Please reproduce the records from the line containing "What elements are" through the line containing "content-area: Value Chain", both ends included, character for character. Omit the pictures from your copy.

>> start GIVEN RECORDS

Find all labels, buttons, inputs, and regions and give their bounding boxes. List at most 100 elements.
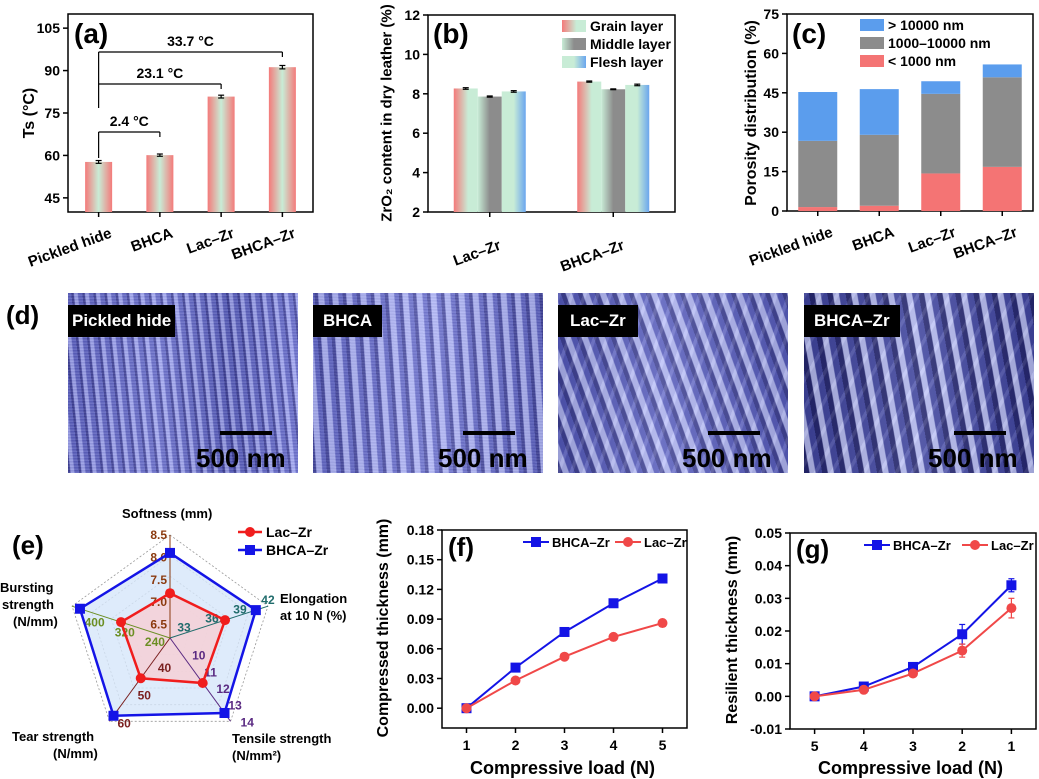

>> end GIVEN RECORDS
>> start GIVEN RECORDS

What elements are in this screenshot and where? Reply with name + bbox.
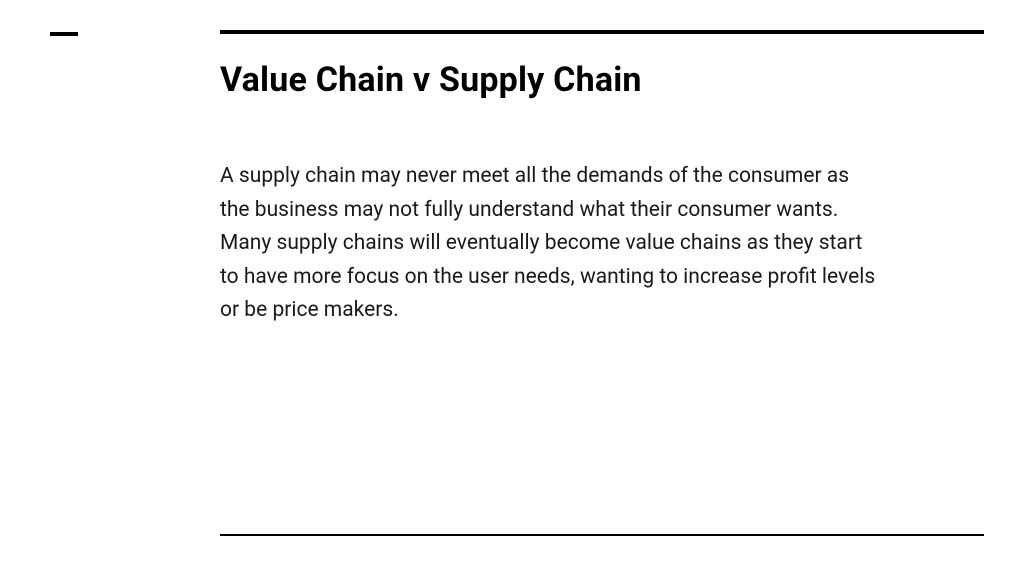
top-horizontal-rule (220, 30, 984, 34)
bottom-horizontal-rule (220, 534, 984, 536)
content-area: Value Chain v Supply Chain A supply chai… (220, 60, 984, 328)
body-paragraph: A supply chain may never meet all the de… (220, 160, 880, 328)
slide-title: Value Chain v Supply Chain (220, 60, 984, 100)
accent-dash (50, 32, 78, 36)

>> end GIVEN RECORDS

EXPECTED ANSWER ->
What elements are in this screenshot and where? Reply with name + bbox.
top-horizontal-rule (220, 30, 984, 34)
bottom-horizontal-rule (220, 534, 984, 536)
content-area: Value Chain v Supply Chain A supply chai… (220, 60, 984, 328)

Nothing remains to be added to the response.